» Short exercise: Make an exact copy of the records, with the pictures left out.

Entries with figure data
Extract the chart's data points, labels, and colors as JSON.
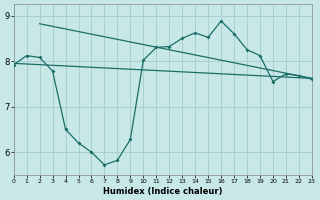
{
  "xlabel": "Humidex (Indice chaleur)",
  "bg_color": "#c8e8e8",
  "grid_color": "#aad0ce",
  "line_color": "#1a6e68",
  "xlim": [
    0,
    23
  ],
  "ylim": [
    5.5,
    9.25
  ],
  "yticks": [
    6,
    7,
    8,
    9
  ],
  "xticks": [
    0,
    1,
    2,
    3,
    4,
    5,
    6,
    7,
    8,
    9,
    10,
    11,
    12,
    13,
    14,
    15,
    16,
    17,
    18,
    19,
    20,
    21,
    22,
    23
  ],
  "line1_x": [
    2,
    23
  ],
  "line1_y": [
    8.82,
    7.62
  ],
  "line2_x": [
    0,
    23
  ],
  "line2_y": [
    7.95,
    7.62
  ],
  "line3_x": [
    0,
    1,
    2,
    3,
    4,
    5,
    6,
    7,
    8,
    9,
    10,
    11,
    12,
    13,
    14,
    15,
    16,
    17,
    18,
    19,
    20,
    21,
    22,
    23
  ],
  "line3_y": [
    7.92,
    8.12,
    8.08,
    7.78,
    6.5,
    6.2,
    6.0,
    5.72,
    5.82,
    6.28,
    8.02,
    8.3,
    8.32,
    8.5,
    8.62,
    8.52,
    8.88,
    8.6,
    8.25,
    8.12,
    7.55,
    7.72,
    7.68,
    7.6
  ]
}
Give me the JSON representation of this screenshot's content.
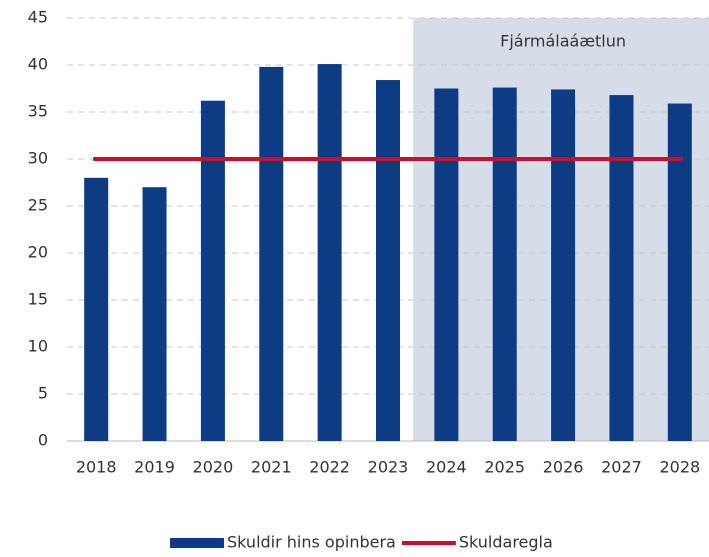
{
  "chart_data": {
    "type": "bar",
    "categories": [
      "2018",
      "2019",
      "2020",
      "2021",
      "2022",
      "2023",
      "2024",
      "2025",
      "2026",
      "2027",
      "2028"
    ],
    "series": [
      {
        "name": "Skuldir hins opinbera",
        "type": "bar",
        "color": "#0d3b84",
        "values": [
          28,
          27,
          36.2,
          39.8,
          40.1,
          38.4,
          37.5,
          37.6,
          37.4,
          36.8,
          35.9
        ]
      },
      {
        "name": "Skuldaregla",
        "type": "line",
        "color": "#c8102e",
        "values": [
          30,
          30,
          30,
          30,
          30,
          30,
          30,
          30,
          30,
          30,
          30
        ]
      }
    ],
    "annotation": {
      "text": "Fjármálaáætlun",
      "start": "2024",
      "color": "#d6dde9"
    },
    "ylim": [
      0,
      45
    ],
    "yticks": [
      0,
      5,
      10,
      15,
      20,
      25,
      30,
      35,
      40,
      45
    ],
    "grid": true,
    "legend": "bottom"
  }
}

» Task response:
Extract the chart's data points, labels, and colors as JSON.
{
  "xlabel": "Humidex (Indice chaleur)",
  "bg_color": "#c8e8e8",
  "grid_color": "#aad0ce",
  "line_color": "#1a6e68",
  "xlim": [
    0,
    23
  ],
  "ylim": [
    5.5,
    9.25
  ],
  "yticks": [
    6,
    7,
    8,
    9
  ],
  "xticks": [
    0,
    1,
    2,
    3,
    4,
    5,
    6,
    7,
    8,
    9,
    10,
    11,
    12,
    13,
    14,
    15,
    16,
    17,
    18,
    19,
    20,
    21,
    22,
    23
  ],
  "line1_x": [
    2,
    23
  ],
  "line1_y": [
    8.82,
    7.62
  ],
  "line2_x": [
    0,
    23
  ],
  "line2_y": [
    7.95,
    7.62
  ],
  "line3_x": [
    0,
    1,
    2,
    3,
    4,
    5,
    6,
    7,
    8,
    9,
    10,
    11,
    12,
    13,
    14,
    15,
    16,
    17,
    18,
    19,
    20,
    21,
    22,
    23
  ],
  "line3_y": [
    7.92,
    8.12,
    8.08,
    7.78,
    6.5,
    6.2,
    6.0,
    5.72,
    5.82,
    6.28,
    8.02,
    8.3,
    8.32,
    8.5,
    8.62,
    8.52,
    8.88,
    8.6,
    8.25,
    8.12,
    7.55,
    7.72,
    7.68,
    7.6
  ]
}
Give me the JSON representation of this screenshot's content.
{
  "chart_data": {
    "type": "bar",
    "categories": [
      "2018",
      "2019",
      "2020",
      "2021",
      "2022",
      "2023",
      "2024",
      "2025",
      "2026",
      "2027",
      "2028"
    ],
    "series": [
      {
        "name": "Skuldir hins opinbera",
        "type": "bar",
        "color": "#0d3b84",
        "values": [
          28,
          27,
          36.2,
          39.8,
          40.1,
          38.4,
          37.5,
          37.6,
          37.4,
          36.8,
          35.9
        ]
      },
      {
        "name": "Skuldaregla",
        "type": "line",
        "color": "#c8102e",
        "values": [
          30,
          30,
          30,
          30,
          30,
          30,
          30,
          30,
          30,
          30,
          30
        ]
      }
    ],
    "annotation": {
      "text": "Fjármálaáætlun",
      "start": "2024",
      "color": "#d6dde9"
    },
    "ylim": [
      0,
      45
    ],
    "yticks": [
      0,
      5,
      10,
      15,
      20,
      25,
      30,
      35,
      40,
      45
    ],
    "grid": true,
    "legend": "bottom"
  }
}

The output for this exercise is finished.